## TASK INSTRUCTIONS
Pick out every line in the data below that holds "this".

--

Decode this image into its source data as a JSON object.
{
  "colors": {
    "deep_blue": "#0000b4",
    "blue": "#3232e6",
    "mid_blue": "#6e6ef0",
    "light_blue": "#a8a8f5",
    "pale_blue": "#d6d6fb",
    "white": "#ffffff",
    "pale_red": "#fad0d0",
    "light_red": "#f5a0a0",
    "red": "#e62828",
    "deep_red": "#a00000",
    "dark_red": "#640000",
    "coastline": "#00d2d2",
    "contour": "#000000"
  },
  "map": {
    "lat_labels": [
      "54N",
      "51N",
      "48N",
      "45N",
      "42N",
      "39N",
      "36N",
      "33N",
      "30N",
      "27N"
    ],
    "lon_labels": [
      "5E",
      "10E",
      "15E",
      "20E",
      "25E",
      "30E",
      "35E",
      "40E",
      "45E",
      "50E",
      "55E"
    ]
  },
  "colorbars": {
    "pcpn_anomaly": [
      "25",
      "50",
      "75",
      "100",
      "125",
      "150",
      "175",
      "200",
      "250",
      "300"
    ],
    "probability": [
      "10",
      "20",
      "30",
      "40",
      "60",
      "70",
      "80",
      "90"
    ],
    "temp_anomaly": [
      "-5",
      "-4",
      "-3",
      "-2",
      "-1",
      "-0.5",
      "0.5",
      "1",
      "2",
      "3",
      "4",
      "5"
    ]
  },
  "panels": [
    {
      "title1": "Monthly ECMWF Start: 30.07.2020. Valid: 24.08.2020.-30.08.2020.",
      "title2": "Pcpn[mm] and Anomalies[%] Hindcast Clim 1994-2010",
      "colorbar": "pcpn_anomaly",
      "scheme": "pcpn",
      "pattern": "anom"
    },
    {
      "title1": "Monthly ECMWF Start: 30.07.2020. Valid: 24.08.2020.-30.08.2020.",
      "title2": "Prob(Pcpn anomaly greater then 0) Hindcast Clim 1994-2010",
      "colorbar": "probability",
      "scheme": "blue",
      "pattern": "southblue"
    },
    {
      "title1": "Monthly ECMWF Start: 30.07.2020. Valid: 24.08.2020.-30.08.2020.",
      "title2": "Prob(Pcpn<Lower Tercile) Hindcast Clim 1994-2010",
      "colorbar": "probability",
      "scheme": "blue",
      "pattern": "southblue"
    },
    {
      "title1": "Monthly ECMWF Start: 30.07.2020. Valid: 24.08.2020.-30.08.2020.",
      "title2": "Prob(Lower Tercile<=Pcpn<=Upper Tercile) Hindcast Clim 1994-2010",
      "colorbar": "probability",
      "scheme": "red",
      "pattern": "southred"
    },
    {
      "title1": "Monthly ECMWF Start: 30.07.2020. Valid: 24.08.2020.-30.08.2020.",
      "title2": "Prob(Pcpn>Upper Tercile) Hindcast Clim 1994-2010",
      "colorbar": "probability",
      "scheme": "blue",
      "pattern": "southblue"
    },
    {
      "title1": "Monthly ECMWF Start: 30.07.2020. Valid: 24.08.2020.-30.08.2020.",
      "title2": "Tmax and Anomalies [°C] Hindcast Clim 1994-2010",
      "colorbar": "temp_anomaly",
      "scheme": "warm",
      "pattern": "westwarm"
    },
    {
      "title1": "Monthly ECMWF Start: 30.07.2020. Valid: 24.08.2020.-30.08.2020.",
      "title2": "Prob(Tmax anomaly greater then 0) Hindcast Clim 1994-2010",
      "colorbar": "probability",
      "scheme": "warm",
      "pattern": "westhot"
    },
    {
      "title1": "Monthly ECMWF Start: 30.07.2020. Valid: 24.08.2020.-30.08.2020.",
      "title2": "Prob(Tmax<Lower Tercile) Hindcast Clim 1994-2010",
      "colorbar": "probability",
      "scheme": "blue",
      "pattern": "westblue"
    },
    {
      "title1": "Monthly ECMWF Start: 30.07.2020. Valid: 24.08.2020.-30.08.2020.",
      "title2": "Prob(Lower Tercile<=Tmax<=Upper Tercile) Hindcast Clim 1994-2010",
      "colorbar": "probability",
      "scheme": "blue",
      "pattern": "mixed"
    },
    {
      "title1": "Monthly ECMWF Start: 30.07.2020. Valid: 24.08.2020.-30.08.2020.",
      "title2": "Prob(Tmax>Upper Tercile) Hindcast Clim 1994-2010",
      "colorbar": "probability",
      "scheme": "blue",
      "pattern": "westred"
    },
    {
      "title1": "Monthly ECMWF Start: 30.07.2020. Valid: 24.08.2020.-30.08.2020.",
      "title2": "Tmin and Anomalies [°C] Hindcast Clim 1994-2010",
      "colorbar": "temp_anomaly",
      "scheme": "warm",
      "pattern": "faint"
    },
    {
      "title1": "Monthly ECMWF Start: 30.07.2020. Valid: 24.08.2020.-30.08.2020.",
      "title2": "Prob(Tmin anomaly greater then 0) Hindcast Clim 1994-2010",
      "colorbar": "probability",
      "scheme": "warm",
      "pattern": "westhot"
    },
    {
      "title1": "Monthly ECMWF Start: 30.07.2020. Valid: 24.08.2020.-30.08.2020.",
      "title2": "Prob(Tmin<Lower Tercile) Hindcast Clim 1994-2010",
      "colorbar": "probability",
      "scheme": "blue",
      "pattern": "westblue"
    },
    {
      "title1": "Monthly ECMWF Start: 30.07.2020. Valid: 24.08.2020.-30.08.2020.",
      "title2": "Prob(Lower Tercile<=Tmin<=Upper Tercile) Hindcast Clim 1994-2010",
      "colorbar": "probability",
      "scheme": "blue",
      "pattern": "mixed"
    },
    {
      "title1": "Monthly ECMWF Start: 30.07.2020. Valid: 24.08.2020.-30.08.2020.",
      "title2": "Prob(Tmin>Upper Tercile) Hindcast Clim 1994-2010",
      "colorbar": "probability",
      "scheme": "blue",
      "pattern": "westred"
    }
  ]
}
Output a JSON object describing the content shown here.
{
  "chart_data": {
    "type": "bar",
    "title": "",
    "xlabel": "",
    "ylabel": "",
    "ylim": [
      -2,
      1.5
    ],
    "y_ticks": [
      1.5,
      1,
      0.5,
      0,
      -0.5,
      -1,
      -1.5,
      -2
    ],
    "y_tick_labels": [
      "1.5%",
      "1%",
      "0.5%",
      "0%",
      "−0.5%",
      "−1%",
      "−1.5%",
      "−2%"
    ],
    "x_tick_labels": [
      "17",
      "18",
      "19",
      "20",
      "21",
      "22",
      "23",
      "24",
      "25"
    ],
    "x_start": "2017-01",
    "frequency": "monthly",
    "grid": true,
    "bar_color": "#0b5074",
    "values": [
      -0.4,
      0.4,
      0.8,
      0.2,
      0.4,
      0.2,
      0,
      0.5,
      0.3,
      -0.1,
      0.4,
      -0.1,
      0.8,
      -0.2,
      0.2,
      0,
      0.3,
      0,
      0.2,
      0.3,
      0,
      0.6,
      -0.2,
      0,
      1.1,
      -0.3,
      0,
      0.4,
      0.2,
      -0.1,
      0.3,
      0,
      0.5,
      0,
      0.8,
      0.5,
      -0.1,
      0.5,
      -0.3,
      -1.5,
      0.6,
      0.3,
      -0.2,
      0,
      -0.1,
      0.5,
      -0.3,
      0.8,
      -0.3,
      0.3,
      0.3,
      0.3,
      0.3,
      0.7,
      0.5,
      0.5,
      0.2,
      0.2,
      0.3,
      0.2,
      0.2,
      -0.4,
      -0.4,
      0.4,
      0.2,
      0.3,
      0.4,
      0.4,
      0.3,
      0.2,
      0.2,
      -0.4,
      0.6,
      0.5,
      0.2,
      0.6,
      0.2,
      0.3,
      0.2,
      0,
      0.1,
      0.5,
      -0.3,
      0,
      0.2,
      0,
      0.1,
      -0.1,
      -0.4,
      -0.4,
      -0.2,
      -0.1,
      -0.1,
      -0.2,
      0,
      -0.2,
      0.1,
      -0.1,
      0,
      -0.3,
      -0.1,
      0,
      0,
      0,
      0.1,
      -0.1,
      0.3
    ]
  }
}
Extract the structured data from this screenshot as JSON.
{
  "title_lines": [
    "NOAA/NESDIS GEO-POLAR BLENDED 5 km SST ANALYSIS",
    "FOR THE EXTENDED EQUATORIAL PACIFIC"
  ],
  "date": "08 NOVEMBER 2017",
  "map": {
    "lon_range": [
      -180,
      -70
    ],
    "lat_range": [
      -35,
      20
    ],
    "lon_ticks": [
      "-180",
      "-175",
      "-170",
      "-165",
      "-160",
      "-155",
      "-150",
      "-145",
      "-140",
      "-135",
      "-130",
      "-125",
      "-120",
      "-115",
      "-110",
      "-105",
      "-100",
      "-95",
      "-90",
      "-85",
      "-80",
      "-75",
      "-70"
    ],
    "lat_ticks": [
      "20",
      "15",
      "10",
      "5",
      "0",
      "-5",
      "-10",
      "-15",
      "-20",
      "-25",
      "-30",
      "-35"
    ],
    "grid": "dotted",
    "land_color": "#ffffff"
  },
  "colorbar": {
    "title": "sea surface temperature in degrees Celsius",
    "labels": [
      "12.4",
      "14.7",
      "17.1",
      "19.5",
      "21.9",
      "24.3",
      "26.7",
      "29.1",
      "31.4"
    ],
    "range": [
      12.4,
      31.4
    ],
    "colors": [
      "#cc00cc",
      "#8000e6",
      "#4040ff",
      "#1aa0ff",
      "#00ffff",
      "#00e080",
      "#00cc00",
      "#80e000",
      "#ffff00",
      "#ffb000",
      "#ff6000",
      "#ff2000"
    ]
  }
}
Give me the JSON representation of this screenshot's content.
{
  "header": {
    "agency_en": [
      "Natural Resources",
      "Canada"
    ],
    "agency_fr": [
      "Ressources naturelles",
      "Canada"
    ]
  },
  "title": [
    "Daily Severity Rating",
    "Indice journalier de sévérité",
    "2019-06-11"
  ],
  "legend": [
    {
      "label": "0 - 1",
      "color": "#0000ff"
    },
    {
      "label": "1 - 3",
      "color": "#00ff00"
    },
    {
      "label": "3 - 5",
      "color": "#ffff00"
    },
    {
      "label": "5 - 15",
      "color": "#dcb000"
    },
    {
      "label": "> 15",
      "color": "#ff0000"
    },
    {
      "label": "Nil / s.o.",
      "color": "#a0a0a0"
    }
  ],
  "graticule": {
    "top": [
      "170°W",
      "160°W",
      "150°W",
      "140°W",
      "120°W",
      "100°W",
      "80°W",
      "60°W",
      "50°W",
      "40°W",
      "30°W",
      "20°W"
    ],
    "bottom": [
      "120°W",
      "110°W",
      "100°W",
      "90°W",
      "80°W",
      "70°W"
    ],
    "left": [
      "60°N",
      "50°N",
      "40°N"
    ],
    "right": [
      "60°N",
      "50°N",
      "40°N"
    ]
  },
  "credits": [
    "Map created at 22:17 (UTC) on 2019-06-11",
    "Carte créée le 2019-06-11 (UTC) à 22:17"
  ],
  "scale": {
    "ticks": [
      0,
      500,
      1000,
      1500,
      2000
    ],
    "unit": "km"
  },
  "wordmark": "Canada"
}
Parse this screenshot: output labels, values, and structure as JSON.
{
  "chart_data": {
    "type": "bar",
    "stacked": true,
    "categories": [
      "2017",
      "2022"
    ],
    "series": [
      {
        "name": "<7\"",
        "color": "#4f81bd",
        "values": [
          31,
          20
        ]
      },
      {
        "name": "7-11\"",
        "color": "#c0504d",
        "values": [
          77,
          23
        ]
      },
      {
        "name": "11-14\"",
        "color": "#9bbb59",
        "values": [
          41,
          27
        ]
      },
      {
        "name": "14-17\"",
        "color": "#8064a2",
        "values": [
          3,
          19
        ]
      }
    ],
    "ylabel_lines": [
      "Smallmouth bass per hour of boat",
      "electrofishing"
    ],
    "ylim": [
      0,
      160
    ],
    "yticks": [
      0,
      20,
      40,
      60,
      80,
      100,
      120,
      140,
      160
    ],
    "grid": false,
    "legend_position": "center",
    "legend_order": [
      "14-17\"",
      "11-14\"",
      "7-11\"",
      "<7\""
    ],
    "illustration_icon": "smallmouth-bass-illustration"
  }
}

--

## RESULT
Decode this image into its source data as a JSON object.
Extract the structured data from this screenshot as JSON.
Give me the JSON representation of this screenshot's content.
Parse this screenshot: output labels, values, and structure as JSON.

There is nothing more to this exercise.